Short task :: Find each line with the word "screenshot" and state how many there are, nothing more.

Records from a collection of figures:
-*-*-

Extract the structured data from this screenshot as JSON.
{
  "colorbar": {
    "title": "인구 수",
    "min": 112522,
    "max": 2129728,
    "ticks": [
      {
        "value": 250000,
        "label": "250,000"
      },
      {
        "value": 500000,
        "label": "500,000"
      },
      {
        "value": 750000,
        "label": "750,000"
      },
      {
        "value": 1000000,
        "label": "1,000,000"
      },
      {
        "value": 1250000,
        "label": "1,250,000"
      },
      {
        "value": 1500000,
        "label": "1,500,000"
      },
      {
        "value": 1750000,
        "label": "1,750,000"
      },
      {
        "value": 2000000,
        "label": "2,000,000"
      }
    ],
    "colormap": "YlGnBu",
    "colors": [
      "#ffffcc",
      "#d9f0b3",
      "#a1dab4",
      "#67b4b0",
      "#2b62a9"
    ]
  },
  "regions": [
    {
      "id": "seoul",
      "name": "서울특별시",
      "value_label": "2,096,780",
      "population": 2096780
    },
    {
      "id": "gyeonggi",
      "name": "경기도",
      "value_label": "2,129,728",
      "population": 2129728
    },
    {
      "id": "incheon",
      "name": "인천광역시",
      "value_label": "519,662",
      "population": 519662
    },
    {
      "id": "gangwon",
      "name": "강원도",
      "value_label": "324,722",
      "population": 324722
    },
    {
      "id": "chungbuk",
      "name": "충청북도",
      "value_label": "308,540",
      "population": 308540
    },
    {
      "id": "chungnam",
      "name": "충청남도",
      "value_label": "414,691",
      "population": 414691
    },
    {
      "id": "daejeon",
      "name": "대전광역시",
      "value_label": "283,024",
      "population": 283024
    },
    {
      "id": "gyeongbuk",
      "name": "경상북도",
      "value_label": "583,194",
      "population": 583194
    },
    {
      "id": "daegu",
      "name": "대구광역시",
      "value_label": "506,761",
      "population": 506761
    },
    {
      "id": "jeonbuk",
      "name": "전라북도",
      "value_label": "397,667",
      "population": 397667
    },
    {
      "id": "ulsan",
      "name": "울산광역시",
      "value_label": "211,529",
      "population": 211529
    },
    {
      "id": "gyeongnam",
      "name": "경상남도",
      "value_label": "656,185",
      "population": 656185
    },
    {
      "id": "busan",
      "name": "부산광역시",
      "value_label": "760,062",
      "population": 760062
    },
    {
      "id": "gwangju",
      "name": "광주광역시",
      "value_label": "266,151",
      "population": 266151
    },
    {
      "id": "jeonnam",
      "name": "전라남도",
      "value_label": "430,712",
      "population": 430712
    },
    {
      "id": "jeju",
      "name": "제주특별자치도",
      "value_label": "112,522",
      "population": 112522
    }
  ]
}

-*-*-

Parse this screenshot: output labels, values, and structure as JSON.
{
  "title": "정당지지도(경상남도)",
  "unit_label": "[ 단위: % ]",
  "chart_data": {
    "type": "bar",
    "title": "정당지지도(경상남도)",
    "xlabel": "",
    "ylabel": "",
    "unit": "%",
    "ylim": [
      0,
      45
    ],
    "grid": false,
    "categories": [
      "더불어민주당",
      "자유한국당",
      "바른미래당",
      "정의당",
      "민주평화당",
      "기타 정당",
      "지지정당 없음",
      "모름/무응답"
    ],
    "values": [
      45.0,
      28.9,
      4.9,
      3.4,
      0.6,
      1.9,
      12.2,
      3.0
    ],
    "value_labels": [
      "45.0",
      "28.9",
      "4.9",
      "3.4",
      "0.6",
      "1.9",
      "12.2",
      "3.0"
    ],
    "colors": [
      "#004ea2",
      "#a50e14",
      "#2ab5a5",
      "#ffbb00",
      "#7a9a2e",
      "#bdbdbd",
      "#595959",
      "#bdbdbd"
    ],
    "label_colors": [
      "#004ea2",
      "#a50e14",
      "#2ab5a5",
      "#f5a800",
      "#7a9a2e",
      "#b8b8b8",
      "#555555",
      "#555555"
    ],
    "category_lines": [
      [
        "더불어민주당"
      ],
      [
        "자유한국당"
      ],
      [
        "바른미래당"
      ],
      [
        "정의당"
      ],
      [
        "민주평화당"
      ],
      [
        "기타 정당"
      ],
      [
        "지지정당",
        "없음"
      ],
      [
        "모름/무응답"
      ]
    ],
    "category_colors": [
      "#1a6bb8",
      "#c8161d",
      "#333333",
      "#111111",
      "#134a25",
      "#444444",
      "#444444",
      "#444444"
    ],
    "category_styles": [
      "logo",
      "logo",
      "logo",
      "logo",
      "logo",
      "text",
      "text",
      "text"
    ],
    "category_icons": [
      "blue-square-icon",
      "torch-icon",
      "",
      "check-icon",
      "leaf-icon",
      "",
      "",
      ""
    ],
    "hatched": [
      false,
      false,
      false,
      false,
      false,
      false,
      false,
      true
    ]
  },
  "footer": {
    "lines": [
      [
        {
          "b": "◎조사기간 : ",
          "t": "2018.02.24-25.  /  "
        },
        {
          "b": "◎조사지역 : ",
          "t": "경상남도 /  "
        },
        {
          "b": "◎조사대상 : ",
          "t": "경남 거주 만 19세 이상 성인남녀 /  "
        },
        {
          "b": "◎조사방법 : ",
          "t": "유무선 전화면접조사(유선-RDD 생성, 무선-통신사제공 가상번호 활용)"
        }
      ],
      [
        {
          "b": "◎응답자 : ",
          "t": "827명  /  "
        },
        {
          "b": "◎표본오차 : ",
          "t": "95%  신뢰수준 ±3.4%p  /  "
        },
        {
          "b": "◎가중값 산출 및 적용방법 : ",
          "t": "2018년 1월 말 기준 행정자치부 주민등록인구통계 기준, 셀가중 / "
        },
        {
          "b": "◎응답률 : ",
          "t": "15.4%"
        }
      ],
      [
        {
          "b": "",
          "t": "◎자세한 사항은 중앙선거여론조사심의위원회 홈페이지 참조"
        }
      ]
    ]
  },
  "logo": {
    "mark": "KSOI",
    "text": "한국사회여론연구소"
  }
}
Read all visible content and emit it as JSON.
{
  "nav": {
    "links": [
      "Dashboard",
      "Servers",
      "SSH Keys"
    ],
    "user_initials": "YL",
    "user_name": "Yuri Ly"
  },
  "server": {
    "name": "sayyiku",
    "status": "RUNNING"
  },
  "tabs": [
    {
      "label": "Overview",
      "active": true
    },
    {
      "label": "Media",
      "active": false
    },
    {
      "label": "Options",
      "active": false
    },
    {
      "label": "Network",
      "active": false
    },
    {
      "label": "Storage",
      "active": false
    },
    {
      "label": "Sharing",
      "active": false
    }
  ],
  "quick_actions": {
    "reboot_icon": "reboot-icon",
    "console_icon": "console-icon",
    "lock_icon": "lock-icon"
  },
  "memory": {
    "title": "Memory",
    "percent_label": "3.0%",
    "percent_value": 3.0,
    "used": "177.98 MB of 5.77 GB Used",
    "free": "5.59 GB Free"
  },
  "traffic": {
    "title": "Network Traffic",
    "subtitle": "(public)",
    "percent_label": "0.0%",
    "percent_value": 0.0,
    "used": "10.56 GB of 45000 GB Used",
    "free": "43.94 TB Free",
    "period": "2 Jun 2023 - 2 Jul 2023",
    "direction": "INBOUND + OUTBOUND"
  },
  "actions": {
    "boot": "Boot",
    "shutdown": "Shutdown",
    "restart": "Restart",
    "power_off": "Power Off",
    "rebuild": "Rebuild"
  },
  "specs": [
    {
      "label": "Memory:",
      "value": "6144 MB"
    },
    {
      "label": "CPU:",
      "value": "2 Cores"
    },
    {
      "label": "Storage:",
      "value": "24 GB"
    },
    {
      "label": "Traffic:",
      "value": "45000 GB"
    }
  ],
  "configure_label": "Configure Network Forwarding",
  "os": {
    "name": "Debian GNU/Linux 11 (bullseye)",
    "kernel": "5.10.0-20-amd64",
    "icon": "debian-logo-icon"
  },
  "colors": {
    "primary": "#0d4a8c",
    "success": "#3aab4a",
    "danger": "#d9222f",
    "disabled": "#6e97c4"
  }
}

-*-*-

The output :: 2